The problem:
Sift the material for lines containing "text", and return them.
[START OF Records for the task]
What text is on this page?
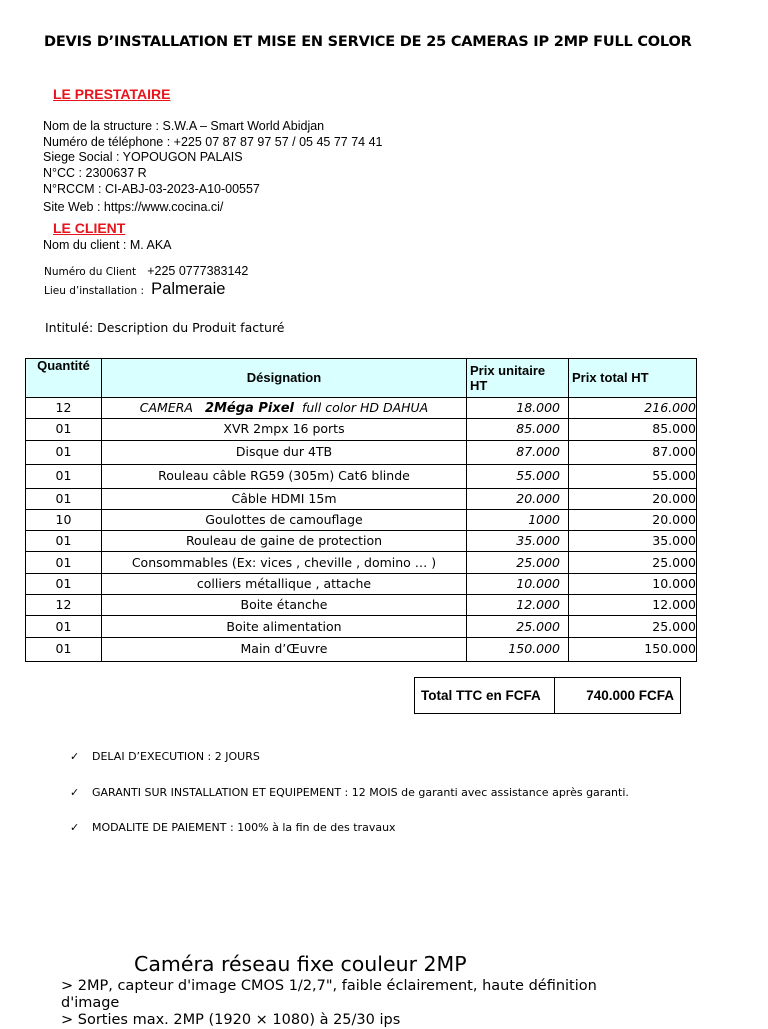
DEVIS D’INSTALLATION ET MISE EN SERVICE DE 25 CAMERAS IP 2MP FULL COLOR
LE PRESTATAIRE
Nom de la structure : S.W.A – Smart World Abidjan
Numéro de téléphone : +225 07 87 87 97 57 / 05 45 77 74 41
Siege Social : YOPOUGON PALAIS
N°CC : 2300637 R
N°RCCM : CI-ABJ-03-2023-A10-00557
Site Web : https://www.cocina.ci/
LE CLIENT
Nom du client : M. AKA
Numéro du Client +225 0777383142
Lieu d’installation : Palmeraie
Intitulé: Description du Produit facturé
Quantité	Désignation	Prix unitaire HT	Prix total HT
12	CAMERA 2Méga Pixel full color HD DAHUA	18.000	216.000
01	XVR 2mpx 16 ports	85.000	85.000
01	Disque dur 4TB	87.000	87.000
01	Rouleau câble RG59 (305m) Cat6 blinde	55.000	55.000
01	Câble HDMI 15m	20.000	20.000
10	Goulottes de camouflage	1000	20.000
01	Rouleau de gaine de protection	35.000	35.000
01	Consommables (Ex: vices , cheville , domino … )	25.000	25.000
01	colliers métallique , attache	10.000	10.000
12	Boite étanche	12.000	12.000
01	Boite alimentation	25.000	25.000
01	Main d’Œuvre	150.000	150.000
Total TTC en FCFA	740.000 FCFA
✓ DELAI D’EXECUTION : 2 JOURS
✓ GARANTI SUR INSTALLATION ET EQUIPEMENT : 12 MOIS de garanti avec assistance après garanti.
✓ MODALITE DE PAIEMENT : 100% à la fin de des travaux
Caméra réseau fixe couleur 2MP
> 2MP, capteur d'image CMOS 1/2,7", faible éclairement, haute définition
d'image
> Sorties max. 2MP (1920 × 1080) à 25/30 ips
[END OF Records for the task]
[START OF Records for the task]
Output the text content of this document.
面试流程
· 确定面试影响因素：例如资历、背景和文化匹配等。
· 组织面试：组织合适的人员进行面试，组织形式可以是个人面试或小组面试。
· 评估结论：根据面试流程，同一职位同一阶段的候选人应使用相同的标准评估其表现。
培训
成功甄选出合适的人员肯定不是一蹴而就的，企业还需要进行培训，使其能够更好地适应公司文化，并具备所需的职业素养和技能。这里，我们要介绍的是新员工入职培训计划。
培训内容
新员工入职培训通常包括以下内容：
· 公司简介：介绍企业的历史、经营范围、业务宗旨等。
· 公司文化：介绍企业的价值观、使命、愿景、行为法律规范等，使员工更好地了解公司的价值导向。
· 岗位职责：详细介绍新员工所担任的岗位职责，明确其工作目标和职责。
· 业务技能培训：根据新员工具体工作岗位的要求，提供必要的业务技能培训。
[END OF Records for the task]
[START OF Records for the task]
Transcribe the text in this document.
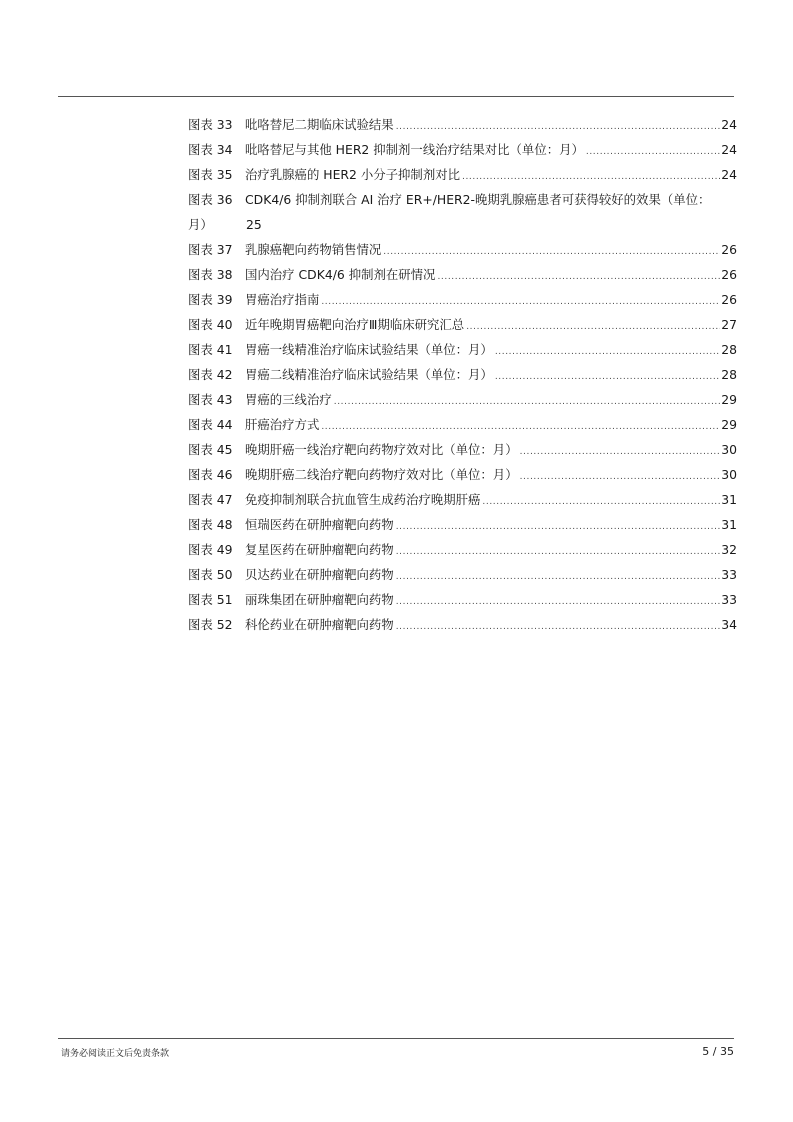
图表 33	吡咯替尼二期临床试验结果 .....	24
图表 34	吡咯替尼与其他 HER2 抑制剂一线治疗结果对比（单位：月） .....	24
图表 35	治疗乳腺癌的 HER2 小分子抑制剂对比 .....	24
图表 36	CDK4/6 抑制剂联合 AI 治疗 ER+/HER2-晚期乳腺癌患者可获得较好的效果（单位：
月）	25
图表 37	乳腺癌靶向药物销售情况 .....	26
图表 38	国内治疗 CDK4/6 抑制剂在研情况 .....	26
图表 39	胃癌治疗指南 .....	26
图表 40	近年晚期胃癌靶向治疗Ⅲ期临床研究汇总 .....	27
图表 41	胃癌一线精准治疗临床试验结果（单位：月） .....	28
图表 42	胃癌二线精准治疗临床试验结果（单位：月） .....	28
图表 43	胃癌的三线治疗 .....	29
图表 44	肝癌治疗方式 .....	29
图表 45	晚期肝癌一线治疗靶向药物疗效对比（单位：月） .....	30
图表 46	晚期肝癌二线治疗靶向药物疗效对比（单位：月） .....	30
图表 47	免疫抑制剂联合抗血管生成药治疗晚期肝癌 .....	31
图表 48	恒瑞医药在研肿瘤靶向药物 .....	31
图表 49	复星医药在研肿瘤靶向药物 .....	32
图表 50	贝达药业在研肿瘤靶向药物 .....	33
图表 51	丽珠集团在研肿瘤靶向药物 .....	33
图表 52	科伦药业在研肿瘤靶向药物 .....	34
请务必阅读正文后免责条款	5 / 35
[END OF Records for the task]
Solution for this exercise:
What text is on this page?
Output the text content of this document.
Transcribe the text in this document.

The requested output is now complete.